┌─ EXERCISE MATERIAL
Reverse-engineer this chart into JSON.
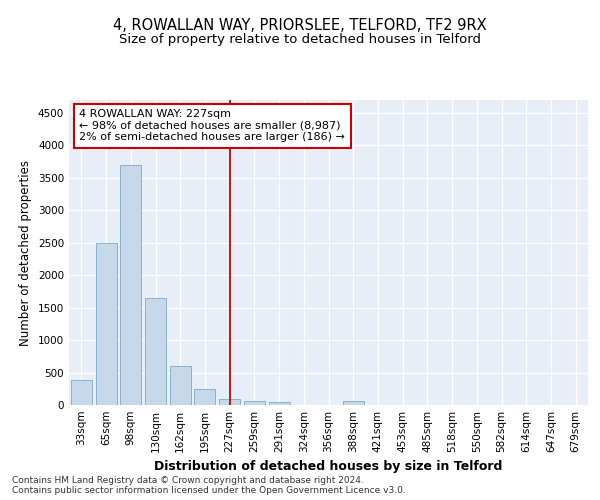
{
  "title1": "4, ROWALLAN WAY, PRIORSLEE, TELFORD, TF2 9RX",
  "title2": "Size of property relative to detached houses in Telford",
  "xlabel": "Distribution of detached houses by size in Telford",
  "ylabel": "Number of detached properties",
  "categories": [
    "33sqm",
    "65sqm",
    "98sqm",
    "130sqm",
    "162sqm",
    "195sqm",
    "227sqm",
    "259sqm",
    "291sqm",
    "324sqm",
    "356sqm",
    "388sqm",
    "421sqm",
    "453sqm",
    "485sqm",
    "518sqm",
    "550sqm",
    "582sqm",
    "614sqm",
    "647sqm",
    "679sqm"
  ],
  "values": [
    380,
    2500,
    3700,
    1650,
    600,
    250,
    100,
    60,
    50,
    0,
    0,
    60,
    0,
    0,
    0,
    0,
    0,
    0,
    0,
    0,
    0
  ],
  "bar_color": "#c8d8eb",
  "bar_edge_color": "#7aaac8",
  "vline_x_index": 6,
  "vline_color": "#cc0000",
  "annotation_text": "4 ROWALLAN WAY: 227sqm\n← 98% of detached houses are smaller (8,987)\n2% of semi-detached houses are larger (186) →",
  "annotation_box_color": "#ffffff",
  "annotation_box_edge_color": "#cc0000",
  "ylim": [
    0,
    4700
  ],
  "yticks": [
    0,
    500,
    1000,
    1500,
    2000,
    2500,
    3000,
    3500,
    4000,
    4500
  ],
  "bg_color": "#e8eef8",
  "grid_color": "#ffffff",
  "footer": "Contains HM Land Registry data © Crown copyright and database right 2024.\nContains public sector information licensed under the Open Government Licence v3.0.",
  "title1_fontsize": 10.5,
  "title2_fontsize": 9.5,
  "xlabel_fontsize": 9,
  "ylabel_fontsize": 8.5,
  "tick_fontsize": 7.5,
  "annot_fontsize": 8,
  "footer_fontsize": 6.5
}
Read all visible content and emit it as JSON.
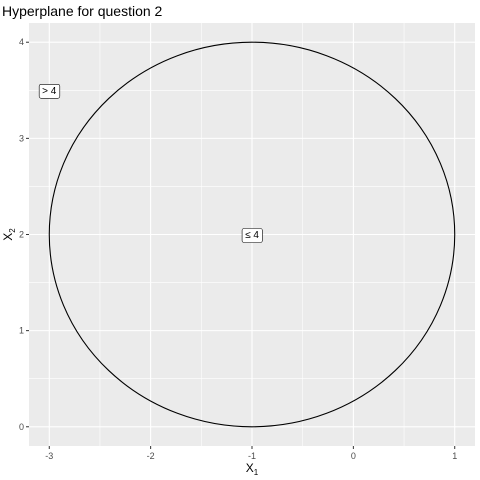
{
  "chart_data": {
    "type": "line",
    "title": "Hyperplane for question 2",
    "xlabel": {
      "main": "X",
      "sub": "1"
    },
    "ylabel": {
      "main": "X",
      "sub": "2"
    },
    "xlim": [
      -3.2,
      1.2
    ],
    "ylim": [
      -0.2,
      4.2
    ],
    "x_ticks": [
      -3,
      -2,
      -1,
      0,
      1
    ],
    "y_ticks": [
      0,
      1,
      2,
      3,
      4
    ],
    "x_minor_ticks": [
      -2.5,
      -1.5,
      -0.5,
      0.5
    ],
    "y_minor_ticks": [
      0.5,
      1.5,
      2.5,
      3.5
    ],
    "grid": true,
    "series": [
      {
        "shape": "circle",
        "center": [
          -1,
          2
        ],
        "radius": 2,
        "color": "#000000"
      }
    ],
    "annotations": [
      {
        "text": "> 4",
        "x": -3,
        "y": 3.5
      },
      {
        "text": "≤ 4",
        "x": -1,
        "y": 2
      }
    ],
    "colors": {
      "panel": "#ebebeb",
      "grid_major": "#ffffff",
      "tick_text": "#4d4d4d"
    }
  }
}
└─
_TASK STATEMENT_.
Give every line back word for word and leave the pictures out.

_EXERCISE SOLUTION_.
Reverse-engineer this chart into JSON.
{
  "title1": "4, ROWALLAN WAY, PRIORSLEE, TELFORD, TF2 9RX",
  "title2": "Size of property relative to detached houses in Telford",
  "xlabel": "Distribution of detached houses by size in Telford",
  "ylabel": "Number of detached properties",
  "categories": [
    "33sqm",
    "65sqm",
    "98sqm",
    "130sqm",
    "162sqm",
    "195sqm",
    "227sqm",
    "259sqm",
    "291sqm",
    "324sqm",
    "356sqm",
    "388sqm",
    "421sqm",
    "453sqm",
    "485sqm",
    "518sqm",
    "550sqm",
    "582sqm",
    "614sqm",
    "647sqm",
    "679sqm"
  ],
  "values": [
    380,
    2500,
    3700,
    1650,
    600,
    250,
    100,
    60,
    50,
    0,
    0,
    60,
    0,
    0,
    0,
    0,
    0,
    0,
    0,
    0,
    0
  ],
  "bar_color": "#c8d8eb",
  "bar_edge_color": "#7aaac8",
  "vline_x_index": 6,
  "vline_color": "#cc0000",
  "annotation_text": "4 ROWALLAN WAY: 227sqm\n← 98% of detached houses are smaller (8,987)\n2% of semi-detached houses are larger (186) →",
  "annotation_box_color": "#ffffff",
  "annotation_box_edge_color": "#cc0000",
  "ylim": [
    0,
    4700
  ],
  "yticks": [
    0,
    500,
    1000,
    1500,
    2000,
    2500,
    3000,
    3500,
    4000,
    4500
  ],
  "bg_color": "#e8eef8",
  "grid_color": "#ffffff",
  "footer": "Contains HM Land Registry data © Crown copyright and database right 2024.\nContains public sector information licensed under the Open Government Licence v3.0.",
  "title1_fontsize": 10.5,
  "title2_fontsize": 9.5,
  "xlabel_fontsize": 9,
  "ylabel_fontsize": 8.5,
  "tick_fontsize": 7.5,
  "annot_fontsize": 8,
  "footer_fontsize": 6.5
}
Read all visible content and emit it as JSON.
{
  "chart_data": {
    "type": "line",
    "title": "Hyperplane for question 2",
    "xlabel": {
      "main": "X",
      "sub": "1"
    },
    "ylabel": {
      "main": "X",
      "sub": "2"
    },
    "xlim": [
      -3.2,
      1.2
    ],
    "ylim": [
      -0.2,
      4.2
    ],
    "x_ticks": [
      -3,
      -2,
      -1,
      0,
      1
    ],
    "y_ticks": [
      0,
      1,
      2,
      3,
      4
    ],
    "x_minor_ticks": [
      -2.5,
      -1.5,
      -0.5,
      0.5
    ],
    "y_minor_ticks": [
      0.5,
      1.5,
      2.5,
      3.5
    ],
    "grid": true,
    "series": [
      {
        "shape": "circle",
        "center": [
          -1,
          2
        ],
        "radius": 2,
        "color": "#000000"
      }
    ],
    "annotations": [
      {
        "text": "> 4",
        "x": -3,
        "y": 3.5
      },
      {
        "text": "≤ 4",
        "x": -1,
        "y": 2
      }
    ],
    "colors": {
      "panel": "#ebebeb",
      "grid_major": "#ffffff",
      "tick_text": "#4d4d4d"
    }
  }
}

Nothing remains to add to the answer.